__Given request__
Each line below must be set down exactly; omit any image you find.

__Material for the task__
┄┄┄┄┄┄┄┄┄┄┄┄┄┄┄┄┄┄┄┄

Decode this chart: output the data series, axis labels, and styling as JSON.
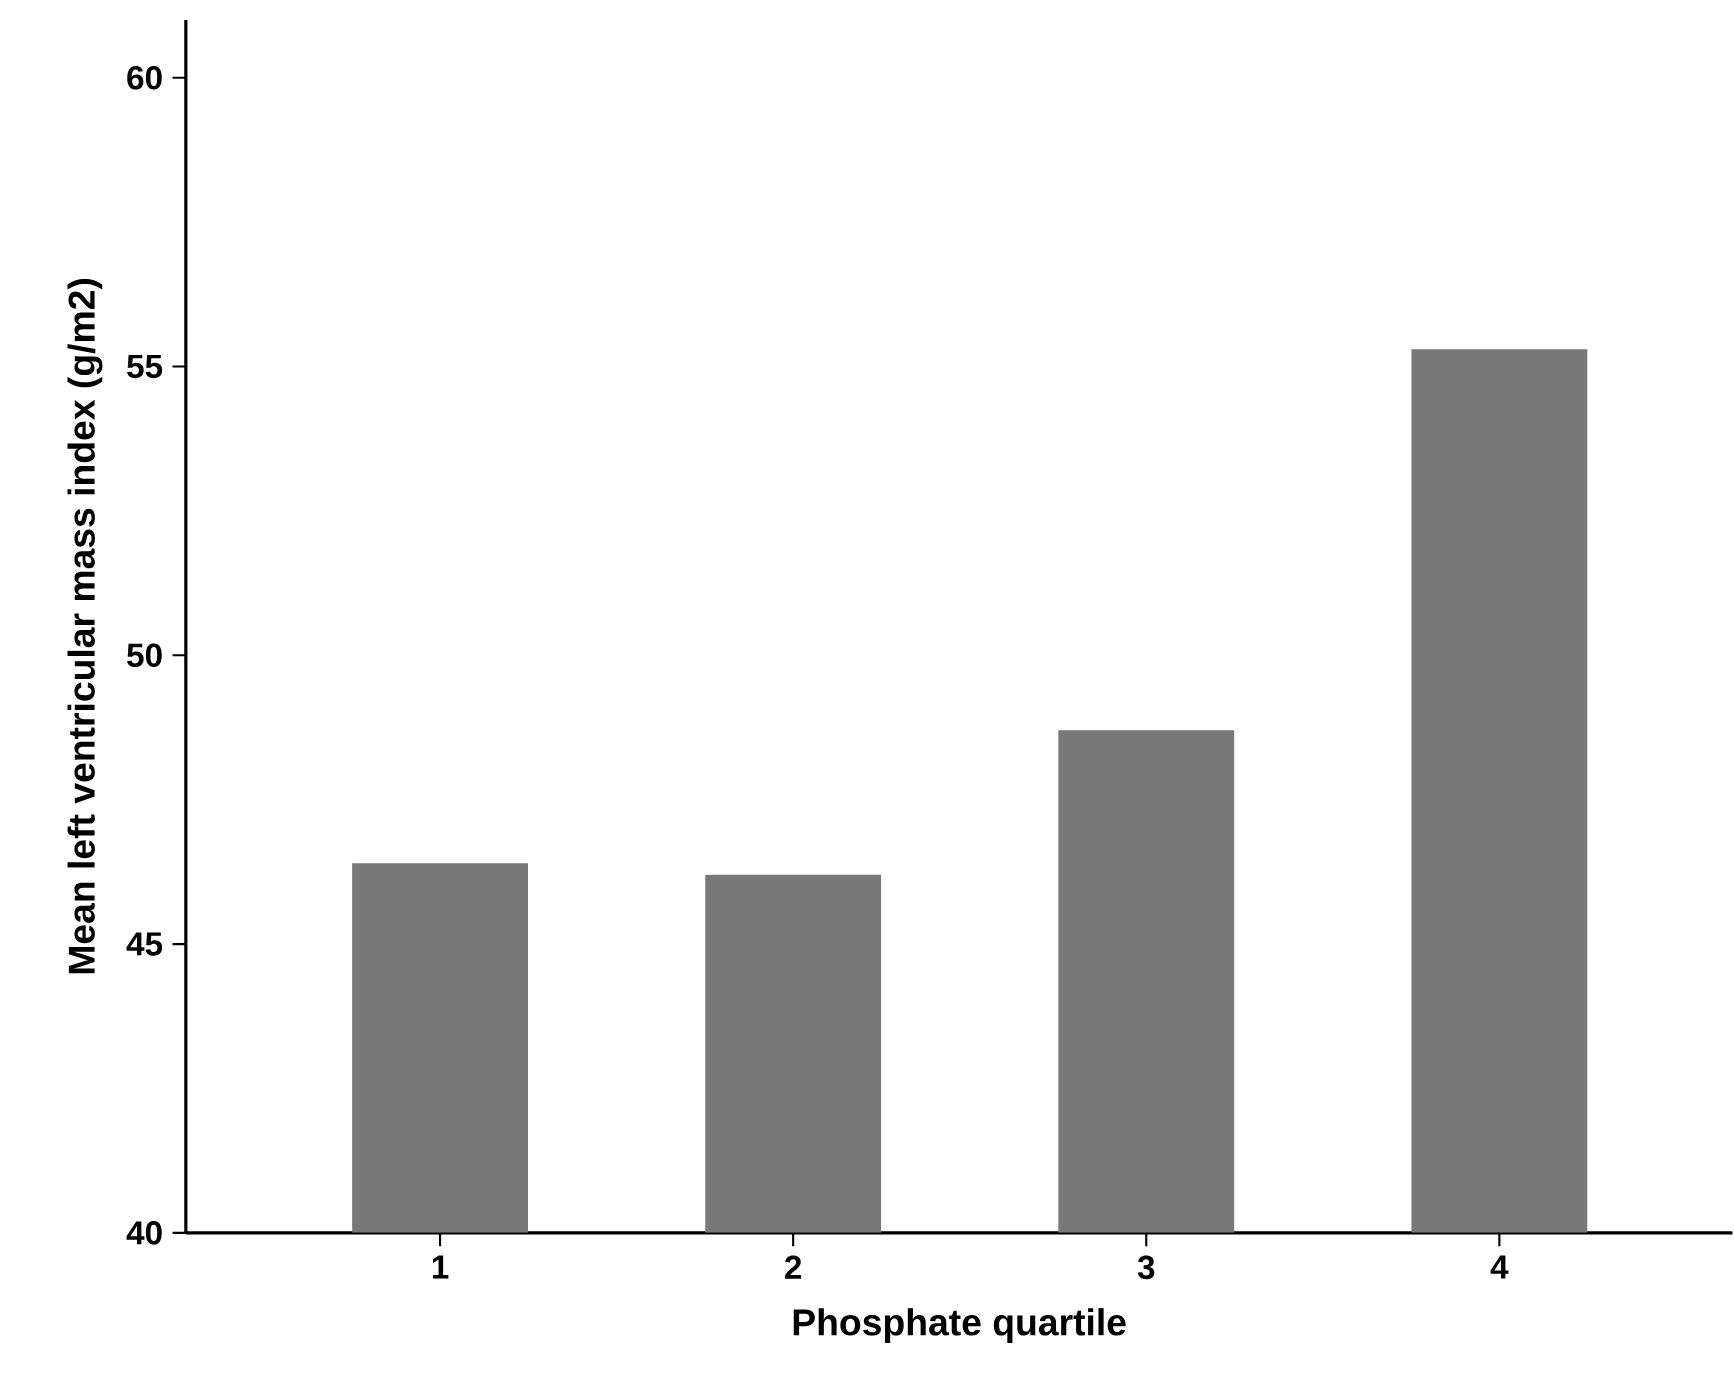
{
  "chart_data": {
    "type": "bar",
    "xlabel": "Phosphate quartile",
    "ylabel": "Mean left ventricular mass index (g/m2)",
    "categories": [
      "1",
      "2",
      "3",
      "4"
    ],
    "values": [
      46.4,
      46.2,
      48.7,
      55.3
    ],
    "color": "#787878",
    "ylim": [
      40,
      61
    ],
    "yticks": [
      40,
      45,
      50,
      55,
      60
    ],
    "grid": false
  }
}
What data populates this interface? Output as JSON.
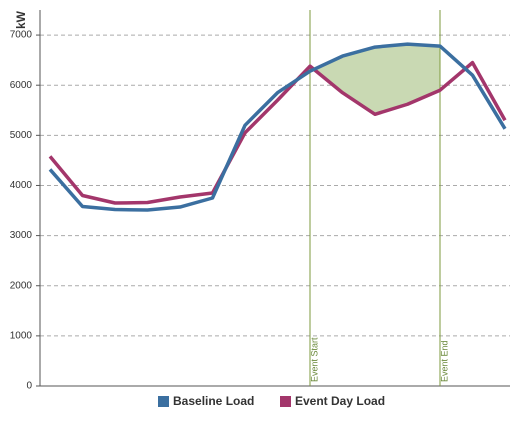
{
  "chart_data": {
    "type": "line",
    "y_label": "kW",
    "categories": [
      null,
      null,
      null,
      null,
      null,
      null,
      null,
      null,
      null,
      null,
      null,
      null,
      null,
      null,
      null
    ],
    "series": [
      {
        "name": "Baseline Load",
        "color": "#3b6fa0",
        "values": [
          4320,
          3580,
          3520,
          3510,
          3570,
          3750,
          5200,
          5850,
          6280,
          6580,
          6760,
          6820,
          6780,
          6200,
          5130
        ]
      },
      {
        "name": "Event Day Load",
        "color": "#a3366b",
        "values": [
          4580,
          3800,
          3650,
          3660,
          3770,
          3850,
          5050,
          5700,
          6380,
          5850,
          5420,
          5620,
          5900,
          6450,
          5300
        ]
      }
    ],
    "annotations": [
      {
        "text": "Event Start",
        "x": 8
      },
      {
        "text": "Event End",
        "x": 12
      }
    ],
    "ylim": [
      0,
      7500
    ],
    "yticks": [
      0,
      1000,
      2000,
      3000,
      4000,
      5000,
      6000,
      7000
    ],
    "grid": true,
    "legend": "bottom"
  }
}
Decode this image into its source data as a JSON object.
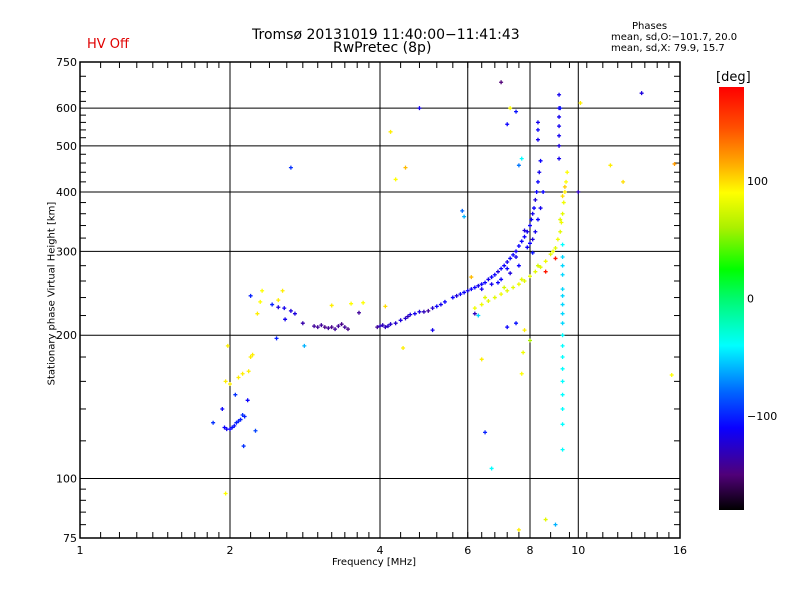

┄┄┄┄┄┄┄┄┄┄┄┄┄┄┄┄┄┄┄┄

__Answer below__
Decode this chart: output the data series, axis labels, and styling as JSON.
{
  "chart_data": {
    "type": "bar",
    "xlabel": "Phosphate quartile",
    "ylabel": "Mean left ventricular mass index (g/m2)",
    "categories": [
      "1",
      "2",
      "3",
      "4"
    ],
    "values": [
      46.4,
      46.2,
      48.7,
      55.3
    ],
    "color": "#787878",
    "ylim": [
      40,
      61
    ],
    "yticks": [
      40,
      45,
      50,
      55,
      60
    ],
    "grid": false
  }
}
What data populates this interface? Output as JSON.
{
  "chart_data": {
    "type": "line",
    "y_label": "kW",
    "categories": [
      null,
      null,
      null,
      null,
      null,
      null,
      null,
      null,
      null,
      null,
      null,
      null,
      null,
      null,
      null
    ],
    "series": [
      {
        "name": "Baseline Load",
        "color": "#3b6fa0",
        "values": [
          4320,
          3580,
          3520,
          3510,
          3570,
          3750,
          5200,
          5850,
          6280,
          6580,
          6760,
          6820,
          6780,
          6200,
          5130
        ]
      },
      {
        "name": "Event Day Load",
        "color": "#a3366b",
        "values": [
          4580,
          3800,
          3650,
          3660,
          3770,
          3850,
          5050,
          5700,
          6380,
          5850,
          5420,
          5620,
          5900,
          6450,
          5300
        ]
      }
    ],
    "annotations": [
      {
        "text": "Event Start",
        "x": 8
      },
      {
        "text": "Event End",
        "x": 12
      }
    ],
    "ylim": [
      0,
      7500
    ],
    "yticks": [
      0,
      1000,
      2000,
      3000,
      4000,
      5000,
      6000,
      7000
    ],
    "grid": true,
    "legend": "bottom"
  }
}
Decode this image into its source data as a JSON object.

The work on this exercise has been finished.